• **Source data**
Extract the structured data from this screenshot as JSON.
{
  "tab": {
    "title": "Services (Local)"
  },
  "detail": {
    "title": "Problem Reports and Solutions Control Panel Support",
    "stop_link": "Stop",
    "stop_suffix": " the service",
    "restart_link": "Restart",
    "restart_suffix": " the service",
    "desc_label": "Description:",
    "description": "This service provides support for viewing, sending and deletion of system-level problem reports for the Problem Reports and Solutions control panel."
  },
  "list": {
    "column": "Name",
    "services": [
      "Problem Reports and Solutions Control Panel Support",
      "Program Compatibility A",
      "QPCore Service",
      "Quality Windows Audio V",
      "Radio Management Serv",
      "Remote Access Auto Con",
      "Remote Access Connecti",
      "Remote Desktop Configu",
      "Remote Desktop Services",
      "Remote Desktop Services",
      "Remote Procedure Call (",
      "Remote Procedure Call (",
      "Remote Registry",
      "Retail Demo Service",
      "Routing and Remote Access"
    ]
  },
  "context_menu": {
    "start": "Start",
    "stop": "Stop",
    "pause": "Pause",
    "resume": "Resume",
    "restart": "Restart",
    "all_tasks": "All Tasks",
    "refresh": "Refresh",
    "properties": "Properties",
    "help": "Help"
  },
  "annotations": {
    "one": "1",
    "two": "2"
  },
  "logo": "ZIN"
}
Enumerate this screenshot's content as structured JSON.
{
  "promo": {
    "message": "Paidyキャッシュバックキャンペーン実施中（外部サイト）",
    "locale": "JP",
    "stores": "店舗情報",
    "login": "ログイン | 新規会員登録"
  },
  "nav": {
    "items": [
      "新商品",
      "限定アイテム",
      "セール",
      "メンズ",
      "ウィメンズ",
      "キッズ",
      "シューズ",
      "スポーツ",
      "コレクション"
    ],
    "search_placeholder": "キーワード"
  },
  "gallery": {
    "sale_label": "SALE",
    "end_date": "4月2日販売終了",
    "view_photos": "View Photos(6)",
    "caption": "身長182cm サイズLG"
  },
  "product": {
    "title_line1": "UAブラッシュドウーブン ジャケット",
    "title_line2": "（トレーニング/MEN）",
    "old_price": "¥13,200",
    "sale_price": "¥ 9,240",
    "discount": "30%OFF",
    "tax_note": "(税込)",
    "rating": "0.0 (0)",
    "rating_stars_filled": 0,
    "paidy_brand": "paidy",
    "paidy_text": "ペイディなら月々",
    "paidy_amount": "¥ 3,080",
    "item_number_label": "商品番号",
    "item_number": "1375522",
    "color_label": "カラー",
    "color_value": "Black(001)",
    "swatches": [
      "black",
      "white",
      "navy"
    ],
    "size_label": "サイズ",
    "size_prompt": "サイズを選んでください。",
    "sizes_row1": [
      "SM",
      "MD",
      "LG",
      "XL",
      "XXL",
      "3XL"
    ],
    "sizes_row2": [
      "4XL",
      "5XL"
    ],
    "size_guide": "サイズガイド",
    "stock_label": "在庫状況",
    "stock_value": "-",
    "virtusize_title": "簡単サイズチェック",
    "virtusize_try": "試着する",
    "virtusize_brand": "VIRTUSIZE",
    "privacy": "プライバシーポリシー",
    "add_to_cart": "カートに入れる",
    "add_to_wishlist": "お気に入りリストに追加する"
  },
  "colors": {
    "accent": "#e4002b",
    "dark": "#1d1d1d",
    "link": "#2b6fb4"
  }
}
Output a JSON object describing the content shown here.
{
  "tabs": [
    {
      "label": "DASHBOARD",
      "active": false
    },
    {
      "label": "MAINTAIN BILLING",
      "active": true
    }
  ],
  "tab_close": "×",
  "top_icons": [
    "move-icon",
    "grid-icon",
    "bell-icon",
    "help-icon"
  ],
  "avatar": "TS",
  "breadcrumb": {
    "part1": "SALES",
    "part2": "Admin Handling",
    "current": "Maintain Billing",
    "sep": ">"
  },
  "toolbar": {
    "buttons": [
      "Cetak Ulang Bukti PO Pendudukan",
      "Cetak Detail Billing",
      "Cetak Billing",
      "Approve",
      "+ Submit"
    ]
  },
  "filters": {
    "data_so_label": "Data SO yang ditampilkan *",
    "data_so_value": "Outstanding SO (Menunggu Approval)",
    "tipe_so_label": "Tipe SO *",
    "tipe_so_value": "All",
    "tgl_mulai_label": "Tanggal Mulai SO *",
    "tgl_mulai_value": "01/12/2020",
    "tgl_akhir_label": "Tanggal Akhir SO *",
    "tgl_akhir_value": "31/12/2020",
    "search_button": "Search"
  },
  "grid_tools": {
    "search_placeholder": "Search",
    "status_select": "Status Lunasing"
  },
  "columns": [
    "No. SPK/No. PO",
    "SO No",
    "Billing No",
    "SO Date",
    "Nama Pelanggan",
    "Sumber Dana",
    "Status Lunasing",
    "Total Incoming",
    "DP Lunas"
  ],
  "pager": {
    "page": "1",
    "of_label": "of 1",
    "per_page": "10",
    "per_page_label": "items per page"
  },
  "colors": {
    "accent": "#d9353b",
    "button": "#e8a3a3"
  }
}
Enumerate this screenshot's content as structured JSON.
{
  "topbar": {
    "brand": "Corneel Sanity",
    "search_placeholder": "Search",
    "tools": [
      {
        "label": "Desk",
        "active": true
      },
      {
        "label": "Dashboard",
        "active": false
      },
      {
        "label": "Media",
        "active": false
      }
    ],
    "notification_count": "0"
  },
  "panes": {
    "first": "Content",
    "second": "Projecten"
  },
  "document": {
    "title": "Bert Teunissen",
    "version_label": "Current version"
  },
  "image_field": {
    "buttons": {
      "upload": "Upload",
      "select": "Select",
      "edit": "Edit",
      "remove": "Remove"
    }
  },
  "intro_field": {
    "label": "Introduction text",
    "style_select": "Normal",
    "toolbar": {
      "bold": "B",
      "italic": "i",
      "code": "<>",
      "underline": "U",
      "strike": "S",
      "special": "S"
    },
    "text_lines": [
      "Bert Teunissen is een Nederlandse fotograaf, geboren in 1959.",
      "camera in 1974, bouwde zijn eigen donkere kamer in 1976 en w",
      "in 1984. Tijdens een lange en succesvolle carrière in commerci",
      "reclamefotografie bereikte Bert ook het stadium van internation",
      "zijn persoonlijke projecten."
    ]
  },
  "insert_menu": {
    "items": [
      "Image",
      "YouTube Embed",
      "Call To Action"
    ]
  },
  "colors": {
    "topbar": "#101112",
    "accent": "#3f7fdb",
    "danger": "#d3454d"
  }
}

• **REQUIRED TASK**
Extract all the entries word for word.

• **EXERCISE RESPONSE**
Extract the structured data from this screenshot as JSON.
{
  "tab": {
    "title": "Services (Local)"
  },
  "detail": {
    "title": "Problem Reports and Solutions Control Panel Support",
    "stop_link": "Stop",
    "stop_suffix": " the service",
    "restart_link": "Restart",
    "restart_suffix": " the service",
    "desc_label": "Description:",
    "description": "This service provides support for viewing, sending and deletion of system-level problem reports for the Problem Reports and Solutions control panel."
  },
  "list": {
    "column": "Name",
    "services": [
      "Problem Reports and Solutions Control Panel Support",
      "Program Compatibility A",
      "QPCore Service",
      "Quality Windows Audio V",
      "Radio Management Serv",
      "Remote Access Auto Con",
      "Remote Access Connecti",
      "Remote Desktop Configu",
      "Remote Desktop Services",
      "Remote Desktop Services",
      "Remote Procedure Call (",
      "Remote Procedure Call (",
      "Remote Registry",
      "Retail Demo Service",
      "Routing and Remote Access"
    ]
  },
  "context_menu": {
    "start": "Start",
    "stop": "Stop",
    "pause": "Pause",
    "resume": "Resume",
    "restart": "Restart",
    "all_tasks": "All Tasks",
    "refresh": "Refresh",
    "properties": "Properties",
    "help": "Help"
  },
  "annotations": {
    "one": "1",
    "two": "2"
  },
  "logo": "ZIN"
}
Enumerate this screenshot's content as structured JSON.
{
  "promo": {
    "message": "Paidyキャッシュバックキャンペーン実施中（外部サイト）",
    "locale": "JP",
    "stores": "店舗情報",
    "login": "ログイン | 新規会員登録"
  },
  "nav": {
    "items": [
      "新商品",
      "限定アイテム",
      "セール",
      "メンズ",
      "ウィメンズ",
      "キッズ",
      "シューズ",
      "スポーツ",
      "コレクション"
    ],
    "search_placeholder": "キーワード"
  },
  "gallery": {
    "sale_label": "SALE",
    "end_date": "4月2日販売終了",
    "view_photos": "View Photos(6)",
    "caption": "身長182cm サイズLG"
  },
  "product": {
    "title_line1": "UAブラッシュドウーブン ジャケット",
    "title_line2": "（トレーニング/MEN）",
    "old_price": "¥13,200",
    "sale_price": "¥ 9,240",
    "discount": "30%OFF",
    "tax_note": "(税込)",
    "rating": "0.0 (0)",
    "rating_stars_filled": 0,
    "paidy_brand": "paidy",
    "paidy_text": "ペイディなら月々",
    "paidy_amount": "¥ 3,080",
    "item_number_label": "商品番号",
    "item_number": "1375522",
    "color_label": "カラー",
    "color_value": "Black(001)",
    "swatches": [
      "black",
      "white",
      "navy"
    ],
    "size_label": "サイズ",
    "size_prompt": "サイズを選んでください。",
    "sizes_row1": [
      "SM",
      "MD",
      "LG",
      "XL",
      "XXL",
      "3XL"
    ],
    "sizes_row2": [
      "4XL",
      "5XL"
    ],
    "size_guide": "サイズガイド",
    "stock_label": "在庫状況",
    "stock_value": "-",
    "virtusize_title": "簡単サイズチェック",
    "virtusize_try": "試着する",
    "virtusize_brand": "VIRTUSIZE",
    "privacy": "プライバシーポリシー",
    "add_to_cart": "カートに入れる",
    "add_to_wishlist": "お気に入りリストに追加する"
  },
  "colors": {
    "accent": "#e4002b",
    "dark": "#1d1d1d",
    "link": "#2b6fb4"
  }
}
Output a JSON object describing the content shown here.
{
  "tabs": [
    {
      "label": "DASHBOARD",
      "active": false
    },
    {
      "label": "MAINTAIN BILLING",
      "active": true
    }
  ],
  "tab_close": "×",
  "top_icons": [
    "move-icon",
    "grid-icon",
    "bell-icon",
    "help-icon"
  ],
  "avatar": "TS",
  "breadcrumb": {
    "part1": "SALES",
    "part2": "Admin Handling",
    "current": "Maintain Billing",
    "sep": ">"
  },
  "toolbar": {
    "buttons": [
      "Cetak Ulang Bukti PO Pendudukan",
      "Cetak Detail Billing",
      "Cetak Billing",
      "Approve",
      "+ Submit"
    ]
  },
  "filters": {
    "data_so_label": "Data SO yang ditampilkan *",
    "data_so_value": "Outstanding SO (Menunggu Approval)",
    "tipe_so_label": "Tipe SO *",
    "tipe_so_value": "All",
    "tgl_mulai_label": "Tanggal Mulai SO *",
    "tgl_mulai_value": "01/12/2020",
    "tgl_akhir_label": "Tanggal Akhir SO *",
    "tgl_akhir_value": "31/12/2020",
    "search_button": "Search"
  },
  "grid_tools": {
    "search_placeholder": "Search",
    "status_select": "Status Lunasing"
  },
  "columns": [
    "No. SPK/No. PO",
    "SO No",
    "Billing No",
    "SO Date",
    "Nama Pelanggan",
    "Sumber Dana",
    "Status Lunasing",
    "Total Incoming",
    "DP Lunas"
  ],
  "pager": {
    "page": "1",
    "of_label": "of 1",
    "per_page": "10",
    "per_page_label": "items per page"
  },
  "colors": {
    "accent": "#d9353b",
    "button": "#e8a3a3"
  }
}
Enumerate this screenshot's content as structured JSON.
{
  "topbar": {
    "brand": "Corneel Sanity",
    "search_placeholder": "Search",
    "tools": [
      {
        "label": "Desk",
        "active": true
      },
      {
        "label": "Dashboard",
        "active": false
      },
      {
        "label": "Media",
        "active": false
      }
    ],
    "notification_count": "0"
  },
  "panes": {
    "first": "Content",
    "second": "Projecten"
  },
  "document": {
    "title": "Bert Teunissen",
    "version_label": "Current version"
  },
  "image_field": {
    "buttons": {
      "upload": "Upload",
      "select": "Select",
      "edit": "Edit",
      "remove": "Remove"
    }
  },
  "intro_field": {
    "label": "Introduction text",
    "style_select": "Normal",
    "toolbar": {
      "bold": "B",
      "italic": "i",
      "code": "<>",
      "underline": "U",
      "strike": "S",
      "special": "S"
    },
    "text_lines": [
      "Bert Teunissen is een Nederlandse fotograaf, geboren in 1959.",
      "camera in 1974, bouwde zijn eigen donkere kamer in 1976 en w",
      "in 1984. Tijdens een lange en succesvolle carrière in commerci",
      "reclamefotografie bereikte Bert ook het stadium van internation",
      "zijn persoonlijke projecten."
    ]
  },
  "insert_menu": {
    "items": [
      "Image",
      "YouTube Embed",
      "Call To Action"
    ]
  },
  "colors": {
    "topbar": "#101112",
    "accent": "#3f7fdb",
    "danger": "#d3454d"
  }
}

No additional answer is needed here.